# [What the task asks]
Return each of the following records line for line, with no changes at all.

Region boundary data
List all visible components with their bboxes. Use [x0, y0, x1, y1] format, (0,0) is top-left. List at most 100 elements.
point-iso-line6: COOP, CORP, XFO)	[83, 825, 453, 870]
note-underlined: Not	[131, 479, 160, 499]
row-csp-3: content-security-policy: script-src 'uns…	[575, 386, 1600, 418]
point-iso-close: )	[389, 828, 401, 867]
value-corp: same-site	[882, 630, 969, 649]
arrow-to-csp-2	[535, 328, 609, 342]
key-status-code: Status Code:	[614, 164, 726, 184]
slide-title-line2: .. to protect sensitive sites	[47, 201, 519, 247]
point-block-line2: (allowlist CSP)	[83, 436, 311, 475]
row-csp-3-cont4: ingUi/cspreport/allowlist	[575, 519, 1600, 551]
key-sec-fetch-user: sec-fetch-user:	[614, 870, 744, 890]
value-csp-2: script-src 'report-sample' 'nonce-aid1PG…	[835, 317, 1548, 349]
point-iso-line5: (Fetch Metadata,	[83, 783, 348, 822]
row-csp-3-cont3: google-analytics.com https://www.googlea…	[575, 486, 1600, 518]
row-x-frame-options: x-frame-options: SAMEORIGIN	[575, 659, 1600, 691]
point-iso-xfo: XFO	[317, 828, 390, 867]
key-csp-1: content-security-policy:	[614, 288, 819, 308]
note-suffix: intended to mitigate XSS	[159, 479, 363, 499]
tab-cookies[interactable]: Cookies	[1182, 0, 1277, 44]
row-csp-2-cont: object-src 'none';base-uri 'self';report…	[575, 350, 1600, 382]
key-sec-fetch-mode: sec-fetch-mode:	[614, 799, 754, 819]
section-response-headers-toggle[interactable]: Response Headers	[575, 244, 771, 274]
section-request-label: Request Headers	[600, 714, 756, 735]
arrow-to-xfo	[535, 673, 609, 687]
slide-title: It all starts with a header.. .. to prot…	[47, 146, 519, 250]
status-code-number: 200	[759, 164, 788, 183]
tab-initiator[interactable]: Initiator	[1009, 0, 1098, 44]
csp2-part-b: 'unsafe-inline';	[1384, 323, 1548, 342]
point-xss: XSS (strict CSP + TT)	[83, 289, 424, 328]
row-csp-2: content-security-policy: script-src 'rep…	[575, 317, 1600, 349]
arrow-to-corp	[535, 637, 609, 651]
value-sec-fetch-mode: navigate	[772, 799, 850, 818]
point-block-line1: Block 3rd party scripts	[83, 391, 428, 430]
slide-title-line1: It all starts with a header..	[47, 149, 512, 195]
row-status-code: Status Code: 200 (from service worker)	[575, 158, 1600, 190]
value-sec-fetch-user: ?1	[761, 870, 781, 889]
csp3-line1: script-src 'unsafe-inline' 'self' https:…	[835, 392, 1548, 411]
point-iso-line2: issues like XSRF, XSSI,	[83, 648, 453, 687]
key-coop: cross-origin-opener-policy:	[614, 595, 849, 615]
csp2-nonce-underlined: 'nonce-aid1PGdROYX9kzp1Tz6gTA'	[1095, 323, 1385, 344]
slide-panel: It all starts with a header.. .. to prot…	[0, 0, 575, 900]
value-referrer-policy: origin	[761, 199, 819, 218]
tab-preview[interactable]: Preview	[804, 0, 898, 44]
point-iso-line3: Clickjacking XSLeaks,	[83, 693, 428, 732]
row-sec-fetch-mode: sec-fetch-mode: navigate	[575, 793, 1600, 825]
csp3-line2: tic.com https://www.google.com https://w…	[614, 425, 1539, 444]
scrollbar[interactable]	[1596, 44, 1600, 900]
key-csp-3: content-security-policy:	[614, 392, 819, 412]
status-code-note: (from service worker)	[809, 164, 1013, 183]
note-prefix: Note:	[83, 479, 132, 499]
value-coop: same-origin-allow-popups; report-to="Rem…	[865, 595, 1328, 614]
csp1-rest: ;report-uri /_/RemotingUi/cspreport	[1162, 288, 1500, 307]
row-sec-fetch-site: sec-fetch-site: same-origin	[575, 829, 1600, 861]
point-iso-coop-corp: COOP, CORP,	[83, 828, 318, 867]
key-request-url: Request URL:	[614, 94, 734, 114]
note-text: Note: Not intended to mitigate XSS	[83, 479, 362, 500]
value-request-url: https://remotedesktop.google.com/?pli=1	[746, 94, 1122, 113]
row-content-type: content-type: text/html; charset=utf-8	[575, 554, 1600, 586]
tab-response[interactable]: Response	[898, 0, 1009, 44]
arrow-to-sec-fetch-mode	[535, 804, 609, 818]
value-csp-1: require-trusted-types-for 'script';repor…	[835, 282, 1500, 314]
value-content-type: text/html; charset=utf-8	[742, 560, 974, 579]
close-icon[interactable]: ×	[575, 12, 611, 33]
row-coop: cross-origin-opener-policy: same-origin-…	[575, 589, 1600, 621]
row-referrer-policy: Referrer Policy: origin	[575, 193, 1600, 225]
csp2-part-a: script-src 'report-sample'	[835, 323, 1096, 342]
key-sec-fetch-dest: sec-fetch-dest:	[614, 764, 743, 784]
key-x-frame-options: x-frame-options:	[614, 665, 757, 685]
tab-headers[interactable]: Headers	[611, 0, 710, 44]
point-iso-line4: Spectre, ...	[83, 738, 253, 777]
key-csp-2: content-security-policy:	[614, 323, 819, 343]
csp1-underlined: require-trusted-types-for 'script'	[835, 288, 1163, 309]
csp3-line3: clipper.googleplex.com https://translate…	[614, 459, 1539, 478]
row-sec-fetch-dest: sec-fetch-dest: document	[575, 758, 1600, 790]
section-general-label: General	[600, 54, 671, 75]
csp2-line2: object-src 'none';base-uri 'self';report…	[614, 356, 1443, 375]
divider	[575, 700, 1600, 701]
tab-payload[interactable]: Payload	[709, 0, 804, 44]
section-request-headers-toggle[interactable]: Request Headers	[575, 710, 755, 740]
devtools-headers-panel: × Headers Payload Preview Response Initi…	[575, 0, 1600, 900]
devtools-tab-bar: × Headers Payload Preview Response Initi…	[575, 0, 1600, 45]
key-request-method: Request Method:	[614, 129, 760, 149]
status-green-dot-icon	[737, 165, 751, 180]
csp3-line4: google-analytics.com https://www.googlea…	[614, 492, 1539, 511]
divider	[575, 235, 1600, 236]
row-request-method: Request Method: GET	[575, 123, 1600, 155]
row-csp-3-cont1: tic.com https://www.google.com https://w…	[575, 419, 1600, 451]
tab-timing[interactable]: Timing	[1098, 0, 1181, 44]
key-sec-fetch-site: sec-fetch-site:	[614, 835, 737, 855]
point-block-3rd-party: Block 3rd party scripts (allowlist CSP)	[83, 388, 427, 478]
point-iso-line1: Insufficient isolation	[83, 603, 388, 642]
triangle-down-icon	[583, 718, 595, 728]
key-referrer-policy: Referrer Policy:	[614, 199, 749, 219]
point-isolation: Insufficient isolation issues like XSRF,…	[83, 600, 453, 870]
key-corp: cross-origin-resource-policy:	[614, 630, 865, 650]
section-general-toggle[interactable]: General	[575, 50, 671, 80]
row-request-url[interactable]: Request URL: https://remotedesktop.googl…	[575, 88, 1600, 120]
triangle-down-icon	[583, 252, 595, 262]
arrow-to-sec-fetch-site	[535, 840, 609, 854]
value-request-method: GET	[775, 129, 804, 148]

# [Response to the task]
List all visible components with their bboxes. Use [x0, y0, x1, y1] format, (0,0) is top-left. List at most 100 elements.
point-iso-line6: COOP, CORP, XFO)	[83, 825, 453, 870]
note-underlined: Not	[131, 479, 160, 499]
row-csp-3: content-security-policy: script-src 'uns…	[575, 386, 1600, 418]
point-iso-close: )	[389, 828, 401, 867]
value-corp: same-site	[882, 630, 969, 649]
arrow-to-csp-2	[535, 328, 609, 342]
key-status-code: Status Code:	[614, 164, 726, 184]
slide-title-line2: .. to protect sensitive sites	[47, 201, 519, 247]
point-block-line2: (allowlist CSP)	[83, 436, 311, 475]
row-csp-3-cont4: ingUi/cspreport/allowlist	[575, 519, 1600, 551]
key-sec-fetch-user: sec-fetch-user:	[614, 870, 744, 890]
value-csp-2: script-src 'report-sample' 'nonce-aid1PG…	[835, 317, 1548, 349]
point-iso-line5: (Fetch Metadata,	[83, 783, 348, 822]
row-csp-3-cont3: google-analytics.com https://www.googlea…	[575, 486, 1600, 518]
row-x-frame-options: x-frame-options: SAMEORIGIN	[575, 659, 1600, 691]
point-iso-xfo: XFO	[317, 828, 390, 867]
key-csp-1: content-security-policy:	[614, 288, 819, 308]
note-suffix: intended to mitigate XSS	[159, 479, 363, 499]
tab-cookies[interactable]: Cookies	[1182, 0, 1277, 44]
row-csp-2-cont: object-src 'none';base-uri 'self';report…	[575, 350, 1600, 382]
key-sec-fetch-mode: sec-fetch-mode:	[614, 799, 754, 819]
section-response-headers-toggle[interactable]: Response Headers	[575, 244, 771, 274]
section-request-label: Request Headers	[600, 714, 756, 735]
arrow-to-xfo	[535, 673, 609, 687]
slide-title: It all starts with a header.. .. to prot…	[47, 146, 519, 250]
status-code-number: 200	[759, 164, 788, 183]
tab-initiator[interactable]: Initiator	[1009, 0, 1098, 44]
csp2-part-b: 'unsafe-inline';	[1384, 323, 1548, 342]
point-xss: XSS (strict CSP + TT)	[83, 289, 424, 328]
row-csp-2: content-security-policy: script-src 'rep…	[575, 317, 1600, 349]
arrow-to-corp	[535, 637, 609, 651]
value-sec-fetch-mode: navigate	[772, 799, 850, 818]
point-block-line1: Block 3rd party scripts	[83, 391, 428, 430]
slide-title-line1: It all starts with a header..	[47, 149, 512, 195]
row-status-code: Status Code: 200 (from service worker)	[575, 158, 1600, 190]
value-sec-fetch-user: ?1	[761, 870, 781, 889]
csp3-line1: script-src 'unsafe-inline' 'self' https:…	[835, 392, 1548, 411]
point-iso-line2: issues like XSRF, XSSI,	[83, 648, 453, 687]
key-coop: cross-origin-opener-policy:	[614, 595, 849, 615]
csp2-nonce-underlined: 'nonce-aid1PGdROYX9kzp1Tz6gTA'	[1095, 323, 1385, 344]
slide-panel: It all starts with a header.. .. to prot…	[0, 0, 575, 900]
value-referrer-policy: origin	[761, 199, 819, 218]
tab-preview[interactable]: Preview	[804, 0, 898, 44]
point-iso-line3: Clickjacking XSLeaks,	[83, 693, 428, 732]
row-sec-fetch-mode: sec-fetch-mode: navigate	[575, 793, 1600, 825]
csp3-line2: tic.com https://www.google.com https://w…	[614, 425, 1539, 444]
scrollbar[interactable]	[1596, 44, 1600, 900]
key-csp-3: content-security-policy:	[614, 392, 819, 412]
status-code-note: (from service worker)	[809, 164, 1013, 183]
note-prefix: Note:	[83, 479, 132, 499]
value-coop: same-origin-allow-popups; report-to="Rem…	[865, 595, 1328, 614]
csp1-rest: ;report-uri /_/RemotingUi/cspreport	[1162, 288, 1500, 307]
row-sec-fetch-site: sec-fetch-site: same-origin	[575, 829, 1600, 861]
point-iso-coop-corp: COOP, CORP,	[83, 828, 318, 867]
key-request-url: Request URL:	[614, 94, 734, 114]
note-text: Note: Not intended to mitigate XSS	[83, 479, 362, 500]
value-request-url: https://remotedesktop.google.com/?pli=1	[746, 94, 1122, 113]
row-content-type: content-type: text/html; charset=utf-8	[575, 554, 1600, 586]
tab-response[interactable]: Response	[898, 0, 1009, 44]
arrow-to-sec-fetch-mode	[535, 804, 609, 818]
value-csp-1: require-trusted-types-for 'script';repor…	[835, 282, 1500, 314]
value-content-type: text/html; charset=utf-8	[742, 560, 974, 579]
close-icon[interactable]: ×	[575, 12, 611, 33]
row-coop: cross-origin-opener-policy: same-origin-…	[575, 589, 1600, 621]
row-referrer-policy: Referrer Policy: origin	[575, 193, 1600, 225]
csp2-part-a: script-src 'report-sample'	[835, 323, 1096, 342]
key-sec-fetch-dest: sec-fetch-dest:	[614, 764, 743, 784]
key-x-frame-options: x-frame-options:	[614, 665, 757, 685]
tab-headers[interactable]: Headers	[611, 0, 710, 44]
point-iso-line4: Spectre, ...	[83, 738, 253, 777]
key-csp-2: content-security-policy:	[614, 323, 819, 343]
csp1-underlined: require-trusted-types-for 'script'	[835, 288, 1163, 309]
csp3-line3: clipper.googleplex.com https://translate…	[614, 459, 1539, 478]
row-sec-fetch-dest: sec-fetch-dest: document	[575, 758, 1600, 790]
section-general-label: General	[600, 54, 671, 75]
csp2-line2: object-src 'none';base-uri 'self';report…	[614, 356, 1443, 375]
divider	[575, 700, 1600, 701]
tab-payload[interactable]: Payload	[709, 0, 804, 44]
section-request-headers-toggle[interactable]: Request Headers	[575, 710, 755, 740]
devtools-headers-panel: × Headers Payload Preview Response Initi…	[575, 0, 1600, 900]
devtools-tab-bar: × Headers Payload Preview Response Initi…	[575, 0, 1600, 45]
key-request-method: Request Method:	[614, 129, 760, 149]
status-green-dot-icon	[737, 165, 751, 180]
csp3-line4: google-analytics.com https://www.googlea…	[614, 492, 1539, 511]
divider	[575, 235, 1600, 236]
row-request-method: Request Method: GET	[575, 123, 1600, 155]
row-csp-3-cont1: tic.com https://www.google.com https://w…	[575, 419, 1600, 451]
tab-timing[interactable]: Timing	[1098, 0, 1181, 44]
key-sec-fetch-site: sec-fetch-site:	[614, 835, 737, 855]
point-block-3rd-party: Block 3rd party scripts (allowlist CSP)	[83, 388, 427, 478]
point-iso-line1: Insufficient isolation	[83, 603, 388, 642]
triangle-down-icon	[583, 718, 595, 728]
key-referrer-policy: Referrer Policy:	[614, 199, 749, 219]
point-isolation: Insufficient isolation issues like XSRF,…	[83, 600, 453, 870]
key-corp: cross-origin-resource-policy:	[614, 630, 865, 650]
section-general-toggle[interactable]: General	[575, 50, 671, 80]
row-request-url[interactable]: Request URL: https://remotedesktop.googl…	[575, 88, 1600, 120]
triangle-down-icon	[583, 252, 595, 262]
arrow-to-sec-fetch-site	[535, 840, 609, 854]
value-request-method: GET	[775, 129, 804, 148]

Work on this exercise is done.